__AIM OF THE EXERCISE__: Reproduce the records exactly.

__INPUT DATA__:
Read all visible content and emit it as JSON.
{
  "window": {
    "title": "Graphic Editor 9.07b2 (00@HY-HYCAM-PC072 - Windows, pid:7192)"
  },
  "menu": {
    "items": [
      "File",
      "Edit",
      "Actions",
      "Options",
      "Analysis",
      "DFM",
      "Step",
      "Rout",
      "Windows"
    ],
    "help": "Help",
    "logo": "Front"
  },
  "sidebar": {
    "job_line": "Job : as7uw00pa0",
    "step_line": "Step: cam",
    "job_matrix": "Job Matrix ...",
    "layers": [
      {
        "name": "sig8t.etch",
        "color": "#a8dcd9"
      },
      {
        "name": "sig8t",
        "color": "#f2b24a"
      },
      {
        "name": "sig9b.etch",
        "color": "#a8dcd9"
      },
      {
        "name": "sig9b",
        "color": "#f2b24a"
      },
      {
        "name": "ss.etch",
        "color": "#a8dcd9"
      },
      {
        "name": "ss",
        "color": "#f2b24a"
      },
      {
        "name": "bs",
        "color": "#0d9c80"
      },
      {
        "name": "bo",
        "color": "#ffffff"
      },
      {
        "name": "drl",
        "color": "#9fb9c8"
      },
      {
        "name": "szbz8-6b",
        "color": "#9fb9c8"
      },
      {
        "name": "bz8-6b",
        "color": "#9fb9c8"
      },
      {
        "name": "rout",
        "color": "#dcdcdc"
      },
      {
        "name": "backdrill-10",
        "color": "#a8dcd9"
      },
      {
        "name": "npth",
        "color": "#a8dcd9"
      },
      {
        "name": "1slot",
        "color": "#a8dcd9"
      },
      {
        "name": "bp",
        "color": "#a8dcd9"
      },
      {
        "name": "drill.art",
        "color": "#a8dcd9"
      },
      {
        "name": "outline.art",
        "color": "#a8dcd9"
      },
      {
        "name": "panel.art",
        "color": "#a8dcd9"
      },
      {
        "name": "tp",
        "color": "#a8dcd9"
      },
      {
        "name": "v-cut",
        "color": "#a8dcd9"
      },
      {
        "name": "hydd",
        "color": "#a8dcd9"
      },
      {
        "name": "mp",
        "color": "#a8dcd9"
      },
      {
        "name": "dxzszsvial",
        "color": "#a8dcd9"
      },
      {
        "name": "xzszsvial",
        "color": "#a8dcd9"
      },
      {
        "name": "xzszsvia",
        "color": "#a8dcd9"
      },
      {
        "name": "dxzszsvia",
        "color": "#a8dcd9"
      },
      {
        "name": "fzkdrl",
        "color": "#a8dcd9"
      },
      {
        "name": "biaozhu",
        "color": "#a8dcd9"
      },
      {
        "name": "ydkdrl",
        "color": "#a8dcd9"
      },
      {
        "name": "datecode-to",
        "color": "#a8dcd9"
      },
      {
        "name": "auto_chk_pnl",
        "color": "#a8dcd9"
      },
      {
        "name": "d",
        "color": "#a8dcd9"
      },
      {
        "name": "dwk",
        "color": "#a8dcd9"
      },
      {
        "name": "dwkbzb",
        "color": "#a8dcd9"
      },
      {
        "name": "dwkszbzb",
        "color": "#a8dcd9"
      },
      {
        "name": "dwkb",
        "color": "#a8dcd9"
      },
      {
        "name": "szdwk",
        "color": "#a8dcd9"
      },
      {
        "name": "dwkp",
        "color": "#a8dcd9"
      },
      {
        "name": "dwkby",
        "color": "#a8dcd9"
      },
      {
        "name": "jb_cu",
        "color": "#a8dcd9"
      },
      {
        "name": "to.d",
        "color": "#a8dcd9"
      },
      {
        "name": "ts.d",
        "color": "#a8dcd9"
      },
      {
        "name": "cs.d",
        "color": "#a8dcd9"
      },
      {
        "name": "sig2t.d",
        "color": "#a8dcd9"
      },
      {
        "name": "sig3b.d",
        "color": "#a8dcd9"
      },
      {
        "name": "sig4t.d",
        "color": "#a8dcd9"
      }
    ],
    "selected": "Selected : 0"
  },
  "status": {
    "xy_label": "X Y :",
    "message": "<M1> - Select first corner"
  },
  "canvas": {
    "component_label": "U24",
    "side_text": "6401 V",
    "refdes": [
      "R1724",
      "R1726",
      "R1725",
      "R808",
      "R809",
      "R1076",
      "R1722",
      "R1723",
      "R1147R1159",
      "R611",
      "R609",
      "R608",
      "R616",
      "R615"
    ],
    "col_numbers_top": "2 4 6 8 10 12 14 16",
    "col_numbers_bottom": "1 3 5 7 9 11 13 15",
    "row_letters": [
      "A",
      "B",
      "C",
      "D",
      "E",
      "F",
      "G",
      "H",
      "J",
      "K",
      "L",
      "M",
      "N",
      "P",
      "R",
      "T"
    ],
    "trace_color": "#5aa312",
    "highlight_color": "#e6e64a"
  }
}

__RESPONSE TO THIS TASK__:
Read all visible content and emit it as JSON.
{
  "window": {
    "title": "Graphic Editor 9.07b2 (00@HY-HYCAM-PC072 - Windows, pid:7192)"
  },
  "menu": {
    "items": [
      "File",
      "Edit",
      "Actions",
      "Options",
      "Analysis",
      "DFM",
      "Step",
      "Rout",
      "Windows"
    ],
    "help": "Help",
    "logo": "Front"
  },
  "sidebar": {
    "job_line": "Job : as7uw00pa0",
    "step_line": "Step: cam",
    "job_matrix": "Job Matrix ...",
    "layers": [
      {
        "name": "sig8t.etch",
        "color": "#a8dcd9"
      },
      {
        "name": "sig8t",
        "color": "#f2b24a"
      },
      {
        "name": "sig9b.etch",
        "color": "#a8dcd9"
      },
      {
        "name": "sig9b",
        "color": "#f2b24a"
      },
      {
        "name": "ss.etch",
        "color": "#a8dcd9"
      },
      {
        "name": "ss",
        "color": "#f2b24a"
      },
      {
        "name": "bs",
        "color": "#0d9c80"
      },
      {
        "name": "bo",
        "color": "#ffffff"
      },
      {
        "name": "drl",
        "color": "#9fb9c8"
      },
      {
        "name": "szbz8-6b",
        "color": "#9fb9c8"
      },
      {
        "name": "bz8-6b",
        "color": "#9fb9c8"
      },
      {
        "name": "rout",
        "color": "#dcdcdc"
      },
      {
        "name": "backdrill-10",
        "color": "#a8dcd9"
      },
      {
        "name": "npth",
        "color": "#a8dcd9"
      },
      {
        "name": "1slot",
        "color": "#a8dcd9"
      },
      {
        "name": "bp",
        "color": "#a8dcd9"
      },
      {
        "name": "drill.art",
        "color": "#a8dcd9"
      },
      {
        "name": "outline.art",
        "color": "#a8dcd9"
      },
      {
        "name": "panel.art",
        "color": "#a8dcd9"
      },
      {
        "name": "tp",
        "color": "#a8dcd9"
      },
      {
        "name": "v-cut",
        "color": "#a8dcd9"
      },
      {
        "name": "hydd",
        "color": "#a8dcd9"
      },
      {
        "name": "mp",
        "color": "#a8dcd9"
      },
      {
        "name": "dxzszsvial",
        "color": "#a8dcd9"
      },
      {
        "name": "xzszsvial",
        "color": "#a8dcd9"
      },
      {
        "name": "xzszsvia",
        "color": "#a8dcd9"
      },
      {
        "name": "dxzszsvia",
        "color": "#a8dcd9"
      },
      {
        "name": "fzkdrl",
        "color": "#a8dcd9"
      },
      {
        "name": "biaozhu",
        "color": "#a8dcd9"
      },
      {
        "name": "ydkdrl",
        "color": "#a8dcd9"
      },
      {
        "name": "datecode-to",
        "color": "#a8dcd9"
      },
      {
        "name": "auto_chk_pnl",
        "color": "#a8dcd9"
      },
      {
        "name": "d",
        "color": "#a8dcd9"
      },
      {
        "name": "dwk",
        "color": "#a8dcd9"
      },
      {
        "name": "dwkbzb",
        "color": "#a8dcd9"
      },
      {
        "name": "dwkszbzb",
        "color": "#a8dcd9"
      },
      {
        "name": "dwkb",
        "color": "#a8dcd9"
      },
      {
        "name": "szdwk",
        "color": "#a8dcd9"
      },
      {
        "name": "dwkp",
        "color": "#a8dcd9"
      },
      {
        "name": "dwkby",
        "color": "#a8dcd9"
      },
      {
        "name": "jb_cu",
        "color": "#a8dcd9"
      },
      {
        "name": "to.d",
        "color": "#a8dcd9"
      },
      {
        "name": "ts.d",
        "color": "#a8dcd9"
      },
      {
        "name": "cs.d",
        "color": "#a8dcd9"
      },
      {
        "name": "sig2t.d",
        "color": "#a8dcd9"
      },
      {
        "name": "sig3b.d",
        "color": "#a8dcd9"
      },
      {
        "name": "sig4t.d",
        "color": "#a8dcd9"
      }
    ],
    "selected": "Selected : 0"
  },
  "status": {
    "xy_label": "X Y :",
    "message": "<M1> - Select first corner"
  },
  "canvas": {
    "component_label": "U24",
    "side_text": "6401 V",
    "refdes": [
      "R1724",
      "R1726",
      "R1725",
      "R808",
      "R809",
      "R1076",
      "R1722",
      "R1723",
      "R1147R1159",
      "R611",
      "R609",
      "R608",
      "R616",
      "R615"
    ],
    "col_numbers_top": "2 4 6 8 10 12 14 16",
    "col_numbers_bottom": "1 3 5 7 9 11 13 15",
    "row_letters": [
      "A",
      "B",
      "C",
      "D",
      "E",
      "F",
      "G",
      "H",
      "J",
      "K",
      "L",
      "M",
      "N",
      "P",
      "R",
      "T"
    ],
    "trace_color": "#5aa312",
    "highlight_color": "#e6e64a"
  }
}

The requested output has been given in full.